[Task inputs]
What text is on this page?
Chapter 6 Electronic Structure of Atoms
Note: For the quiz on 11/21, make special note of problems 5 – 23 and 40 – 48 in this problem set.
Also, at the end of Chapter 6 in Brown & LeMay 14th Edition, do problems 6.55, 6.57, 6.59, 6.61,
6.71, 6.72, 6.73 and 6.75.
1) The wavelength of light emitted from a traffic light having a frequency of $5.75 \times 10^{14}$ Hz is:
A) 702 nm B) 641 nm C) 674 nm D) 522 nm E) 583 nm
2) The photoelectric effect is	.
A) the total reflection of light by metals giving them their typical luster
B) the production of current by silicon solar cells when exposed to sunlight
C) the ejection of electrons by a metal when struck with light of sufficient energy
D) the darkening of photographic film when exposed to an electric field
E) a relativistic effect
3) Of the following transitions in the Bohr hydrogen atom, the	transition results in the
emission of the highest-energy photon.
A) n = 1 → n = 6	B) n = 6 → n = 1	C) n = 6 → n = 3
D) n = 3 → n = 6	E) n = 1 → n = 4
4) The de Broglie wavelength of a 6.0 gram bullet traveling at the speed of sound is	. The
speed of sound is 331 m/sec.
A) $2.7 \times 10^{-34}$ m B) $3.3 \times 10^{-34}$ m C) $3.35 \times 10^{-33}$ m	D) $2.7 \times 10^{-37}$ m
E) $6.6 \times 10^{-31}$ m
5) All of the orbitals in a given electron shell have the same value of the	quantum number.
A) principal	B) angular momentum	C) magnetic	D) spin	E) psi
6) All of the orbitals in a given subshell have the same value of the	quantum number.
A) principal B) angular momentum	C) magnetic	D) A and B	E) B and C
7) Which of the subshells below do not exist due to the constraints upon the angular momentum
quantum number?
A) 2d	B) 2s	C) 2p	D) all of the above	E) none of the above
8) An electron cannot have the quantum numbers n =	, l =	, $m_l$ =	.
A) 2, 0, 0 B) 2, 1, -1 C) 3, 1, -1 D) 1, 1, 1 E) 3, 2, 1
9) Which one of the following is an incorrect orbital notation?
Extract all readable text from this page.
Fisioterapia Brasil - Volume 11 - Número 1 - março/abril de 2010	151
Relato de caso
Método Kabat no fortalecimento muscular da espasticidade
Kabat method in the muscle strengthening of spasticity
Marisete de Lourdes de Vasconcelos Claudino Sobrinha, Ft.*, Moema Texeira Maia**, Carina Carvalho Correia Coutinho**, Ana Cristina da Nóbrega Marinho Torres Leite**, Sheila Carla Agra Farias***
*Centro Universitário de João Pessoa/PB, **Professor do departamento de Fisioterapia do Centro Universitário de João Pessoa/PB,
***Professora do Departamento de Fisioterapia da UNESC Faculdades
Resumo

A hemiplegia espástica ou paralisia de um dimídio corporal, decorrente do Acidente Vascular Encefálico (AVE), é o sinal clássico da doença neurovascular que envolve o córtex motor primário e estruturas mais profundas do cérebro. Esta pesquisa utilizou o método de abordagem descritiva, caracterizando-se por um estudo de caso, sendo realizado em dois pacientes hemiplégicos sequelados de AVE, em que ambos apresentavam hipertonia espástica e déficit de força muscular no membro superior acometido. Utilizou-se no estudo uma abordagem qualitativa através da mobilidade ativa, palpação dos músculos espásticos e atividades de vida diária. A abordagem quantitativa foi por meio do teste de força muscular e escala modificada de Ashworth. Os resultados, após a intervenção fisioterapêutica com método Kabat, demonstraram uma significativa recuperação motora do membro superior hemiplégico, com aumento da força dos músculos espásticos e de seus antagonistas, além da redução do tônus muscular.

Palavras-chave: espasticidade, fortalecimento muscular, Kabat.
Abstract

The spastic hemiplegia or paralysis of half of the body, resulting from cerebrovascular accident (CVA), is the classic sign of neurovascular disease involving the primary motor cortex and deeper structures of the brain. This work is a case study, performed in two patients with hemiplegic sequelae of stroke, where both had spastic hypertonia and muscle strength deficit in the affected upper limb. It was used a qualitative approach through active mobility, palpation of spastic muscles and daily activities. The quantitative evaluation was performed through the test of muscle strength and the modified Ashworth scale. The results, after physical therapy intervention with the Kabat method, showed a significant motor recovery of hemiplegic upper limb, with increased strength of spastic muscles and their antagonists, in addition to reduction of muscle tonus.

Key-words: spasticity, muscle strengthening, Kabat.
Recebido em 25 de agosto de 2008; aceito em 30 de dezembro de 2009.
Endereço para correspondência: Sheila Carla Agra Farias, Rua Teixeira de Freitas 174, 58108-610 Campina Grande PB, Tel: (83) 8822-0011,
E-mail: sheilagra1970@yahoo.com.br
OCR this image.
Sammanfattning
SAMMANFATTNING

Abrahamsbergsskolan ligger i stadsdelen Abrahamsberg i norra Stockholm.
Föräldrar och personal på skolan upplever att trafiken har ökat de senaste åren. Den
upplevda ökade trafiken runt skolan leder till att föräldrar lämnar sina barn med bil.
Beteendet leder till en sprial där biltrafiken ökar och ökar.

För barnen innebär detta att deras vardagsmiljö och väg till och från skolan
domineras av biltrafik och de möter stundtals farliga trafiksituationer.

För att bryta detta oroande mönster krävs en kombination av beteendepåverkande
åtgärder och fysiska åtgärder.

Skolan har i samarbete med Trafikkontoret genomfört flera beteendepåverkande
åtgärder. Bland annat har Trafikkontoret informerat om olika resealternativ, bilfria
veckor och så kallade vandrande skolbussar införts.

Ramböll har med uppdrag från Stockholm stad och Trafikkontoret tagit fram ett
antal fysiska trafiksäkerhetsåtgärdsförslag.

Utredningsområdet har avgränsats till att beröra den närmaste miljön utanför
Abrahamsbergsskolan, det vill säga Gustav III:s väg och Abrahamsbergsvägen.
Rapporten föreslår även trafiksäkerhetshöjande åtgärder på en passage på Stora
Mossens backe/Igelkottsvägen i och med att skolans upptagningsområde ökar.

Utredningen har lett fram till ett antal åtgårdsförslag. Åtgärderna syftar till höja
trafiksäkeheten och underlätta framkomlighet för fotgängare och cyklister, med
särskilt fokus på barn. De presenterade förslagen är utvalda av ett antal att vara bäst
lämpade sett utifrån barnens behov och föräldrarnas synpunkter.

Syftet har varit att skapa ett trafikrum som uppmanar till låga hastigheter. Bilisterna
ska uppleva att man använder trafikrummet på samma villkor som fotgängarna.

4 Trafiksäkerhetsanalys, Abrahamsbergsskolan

[Task prompt]
Transcribe the listing above in full, word for word.

[Response to this exercise]
What text is on this page?
Chapter 6 Electronic Structure of Atoms
Note: For the quiz on 11/21, make special note of problems 5 – 23 and 40 – 48 in this problem set.
Also, at the end of Chapter 6 in Brown & LeMay 14th Edition, do problems 6.55, 6.57, 6.59, 6.61,
6.71, 6.72, 6.73 and 6.75.
1) The wavelength of light emitted from a traffic light having a frequency of $5.75 \times 10^{14}$ Hz is:
A) 702 nm B) 641 nm C) 674 nm D) 522 nm E) 583 nm
2) The photoelectric effect is	.
A) the total reflection of light by metals giving them their typical luster
B) the production of current by silicon solar cells when exposed to sunlight
C) the ejection of electrons by a metal when struck with light of sufficient energy
D) the darkening of photographic film when exposed to an electric field
E) a relativistic effect
3) Of the following transitions in the Bohr hydrogen atom, the	transition results in the
emission of the highest-energy photon.
A) n = 1 → n = 6	B) n = 6 → n = 1	C) n = 6 → n = 3
D) n = 3 → n = 6	E) n = 1 → n = 4
4) The de Broglie wavelength of a 6.0 gram bullet traveling at the speed of sound is	. The
speed of sound is 331 m/sec.
A) $2.7 \times 10^{-34}$ m B) $3.3 \times 10^{-34}$ m C) $3.35 \times 10^{-33}$ m	D) $2.7 \times 10^{-37}$ m
E) $6.6 \times 10^{-31}$ m
5) All of the orbitals in a given electron shell have the same value of the	quantum number.
A) principal	B) angular momentum	C) magnetic	D) spin	E) psi
6) All of the orbitals in a given subshell have the same value of the	quantum number.
A) principal B) angular momentum	C) magnetic	D) A and B	E) B and C
7) Which of the subshells below do not exist due to the constraints upon the angular momentum
quantum number?
A) 2d	B) 2s	C) 2p	D) all of the above	E) none of the above
8) An electron cannot have the quantum numbers n =	, l =	, $m_l$ =	.
A) 2, 0, 0 B) 2, 1, -1 C) 3, 1, -1 D) 1, 1, 1 E) 3, 2, 1
9) Which one of the following is an incorrect orbital notation?
Extract all readable text from this page.
Fisioterapia Brasil - Volume 11 - Número 1 - março/abril de 2010	151
Relato de caso
Método Kabat no fortalecimento muscular da espasticidade
Kabat method in the muscle strengthening of spasticity
Marisete de Lourdes de Vasconcelos Claudino Sobrinha, Ft.*, Moema Texeira Maia**, Carina Carvalho Correia Coutinho**, Ana Cristina da Nóbrega Marinho Torres Leite**, Sheila Carla Agra Farias***
*Centro Universitário de João Pessoa/PB, **Professor do departamento de Fisioterapia do Centro Universitário de João Pessoa/PB,
***Professora do Departamento de Fisioterapia da UNESC Faculdades
Resumo

A hemiplegia espástica ou paralisia de um dimídio corporal, decorrente do Acidente Vascular Encefálico (AVE), é o sinal clássico da doença neurovascular que envolve o córtex motor primário e estruturas mais profundas do cérebro. Esta pesquisa utilizou o método de abordagem descritiva, caracterizando-se por um estudo de caso, sendo realizado em dois pacientes hemiplégicos sequelados de AVE, em que ambos apresentavam hipertonia espástica e déficit de força muscular no membro superior acometido. Utilizou-se no estudo uma abordagem qualitativa através da mobilidade ativa, palpação dos músculos espásticos e atividades de vida diária. A abordagem quantitativa foi por meio do teste de força muscular e escala modificada de Ashworth. Os resultados, após a intervenção fisioterapêutica com método Kabat, demonstraram uma significativa recuperação motora do membro superior hemiplégico, com aumento da força dos músculos espásticos e de seus antagonistas, além da redução do tônus muscular.

Palavras-chave: espasticidade, fortalecimento muscular, Kabat.
Abstract

The spastic hemiplegia or paralysis of half of the body, resulting from cerebrovascular accident (CVA), is the classic sign of neurovascular disease involving the primary motor cortex and deeper structures of the brain. This work is a case study, performed in two patients with hemiplegic sequelae of stroke, where both had spastic hypertonia and muscle strength deficit in the affected upper limb. It was used a qualitative approach through active mobility, palpation of spastic muscles and daily activities. The quantitative evaluation was performed through the test of muscle strength and the modified Ashworth scale. The results, after physical therapy intervention with the Kabat method, showed a significant motor recovery of hemiplegic upper limb, with increased strength of spastic muscles and their antagonists, in addition to reduction of muscle tonus.

Key-words: spasticity, muscle strengthening, Kabat.
Recebido em 25 de agosto de 2008; aceito em 30 de dezembro de 2009.
Endereço para correspondência: Sheila Carla Agra Farias, Rua Teixeira de Freitas 174, 58108-610 Campina Grande PB, Tel: (83) 8822-0011,
E-mail: sheilagra1970@yahoo.com.br
OCR this image.
Sammanfattning
SAMMANFATTNING

Abrahamsbergsskolan ligger i stadsdelen Abrahamsberg i norra Stockholm.
Föräldrar och personal på skolan upplever att trafiken har ökat de senaste åren. Den
upplevda ökade trafiken runt skolan leder till att föräldrar lämnar sina barn med bil.
Beteendet leder till en sprial där biltrafiken ökar och ökar.

För barnen innebär detta att deras vardagsmiljö och väg till och från skolan
domineras av biltrafik och de möter stundtals farliga trafiksituationer.

För att bryta detta oroande mönster krävs en kombination av beteendepåverkande
åtgärder och fysiska åtgärder.

Skolan har i samarbete med Trafikkontoret genomfört flera beteendepåverkande
åtgärder. Bland annat har Trafikkontoret informerat om olika resealternativ, bilfria
veckor och så kallade vandrande skolbussar införts.

Ramböll har med uppdrag från Stockholm stad och Trafikkontoret tagit fram ett
antal fysiska trafiksäkerhetsåtgärdsförslag.

Utredningsområdet har avgränsats till att beröra den närmaste miljön utanför
Abrahamsbergsskolan, det vill säga Gustav III:s väg och Abrahamsbergsvägen.
Rapporten föreslår även trafiksäkerhetshöjande åtgärder på en passage på Stora
Mossens backe/Igelkottsvägen i och med att skolans upptagningsområde ökar.

Utredningen har lett fram till ett antal åtgårdsförslag. Åtgärderna syftar till höja
trafiksäkeheten och underlätta framkomlighet för fotgängare och cyklister, med
särskilt fokus på barn. De presenterade förslagen är utvalda av ett antal att vara bäst
lämpade sett utifrån barnens behov och föräldrarnas synpunkter.

Syftet har varit att skapa ett trafikrum som uppmanar till låga hastigheter. Bilisterna
ska uppleva att man använder trafikrummet på samma villkor som fotgängarna.

4 Trafiksäkerhetsanalys, Abrahamsbergsskolan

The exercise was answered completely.